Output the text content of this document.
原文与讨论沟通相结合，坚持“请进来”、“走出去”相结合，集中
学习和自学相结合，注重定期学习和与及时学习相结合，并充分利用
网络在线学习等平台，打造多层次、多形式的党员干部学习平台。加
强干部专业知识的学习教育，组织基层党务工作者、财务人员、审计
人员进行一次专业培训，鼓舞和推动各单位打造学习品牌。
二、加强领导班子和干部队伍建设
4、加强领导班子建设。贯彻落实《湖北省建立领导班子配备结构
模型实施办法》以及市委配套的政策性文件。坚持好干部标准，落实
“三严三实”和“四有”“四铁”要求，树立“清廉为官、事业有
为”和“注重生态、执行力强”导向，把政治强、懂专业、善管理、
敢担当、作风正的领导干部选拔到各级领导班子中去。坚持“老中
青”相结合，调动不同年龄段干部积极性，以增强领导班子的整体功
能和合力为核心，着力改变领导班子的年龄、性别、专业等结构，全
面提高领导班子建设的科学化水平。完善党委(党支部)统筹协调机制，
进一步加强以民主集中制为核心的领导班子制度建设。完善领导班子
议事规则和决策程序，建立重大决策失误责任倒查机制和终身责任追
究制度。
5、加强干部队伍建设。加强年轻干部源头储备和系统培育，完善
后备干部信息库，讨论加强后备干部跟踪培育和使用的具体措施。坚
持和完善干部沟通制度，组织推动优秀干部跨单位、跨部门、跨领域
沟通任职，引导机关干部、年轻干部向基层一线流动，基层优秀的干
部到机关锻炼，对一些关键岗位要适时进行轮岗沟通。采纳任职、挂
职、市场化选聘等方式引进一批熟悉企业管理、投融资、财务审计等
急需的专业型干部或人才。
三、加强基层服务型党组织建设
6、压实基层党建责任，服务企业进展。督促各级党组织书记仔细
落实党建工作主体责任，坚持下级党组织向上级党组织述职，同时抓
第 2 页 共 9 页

────

### Task requirements:
Restate every line of the data word for word.

### Problem solution:
Output the text content of this document.
原文与讨论沟通相结合，坚持“请进来”、“走出去”相结合，集中
学习和自学相结合，注重定期学习和与及时学习相结合，并充分利用
网络在线学习等平台，打造多层次、多形式的党员干部学习平台。加
强干部专业知识的学习教育，组织基层党务工作者、财务人员、审计
人员进行一次专业培训，鼓舞和推动各单位打造学习品牌。
二、加强领导班子和干部队伍建设
4、加强领导班子建设。贯彻落实《湖北省建立领导班子配备结构
模型实施办法》以及市委配套的政策性文件。坚持好干部标准，落实
“三严三实”和“四有”“四铁”要求，树立“清廉为官、事业有
为”和“注重生态、执行力强”导向，把政治强、懂专业、善管理、
敢担当、作风正的领导干部选拔到各级领导班子中去。坚持“老中
青”相结合，调动不同年龄段干部积极性，以增强领导班子的整体功
能和合力为核心，着力改变领导班子的年龄、性别、专业等结构，全
面提高领导班子建设的科学化水平。完善党委(党支部)统筹协调机制，
进一步加强以民主集中制为核心的领导班子制度建设。完善领导班子
议事规则和决策程序，建立重大决策失误责任倒查机制和终身责任追
究制度。
5、加强干部队伍建设。加强年轻干部源头储备和系统培育，完善
后备干部信息库，讨论加强后备干部跟踪培育和使用的具体措施。坚
持和完善干部沟通制度，组织推动优秀干部跨单位、跨部门、跨领域
沟通任职，引导机关干部、年轻干部向基层一线流动，基层优秀的干
部到机关锻炼，对一些关键岗位要适时进行轮岗沟通。采纳任职、挂
职、市场化选聘等方式引进一批熟悉企业管理、投融资、财务审计等
急需的专业型干部或人才。
三、加强基层服务型党组织建设
6、压实基层党建责任，服务企业进展。督促各级党组织书记仔细
落实党建工作主体责任，坚持下级党组织向上级党组织述职，同时抓
第 2 页 共 9 页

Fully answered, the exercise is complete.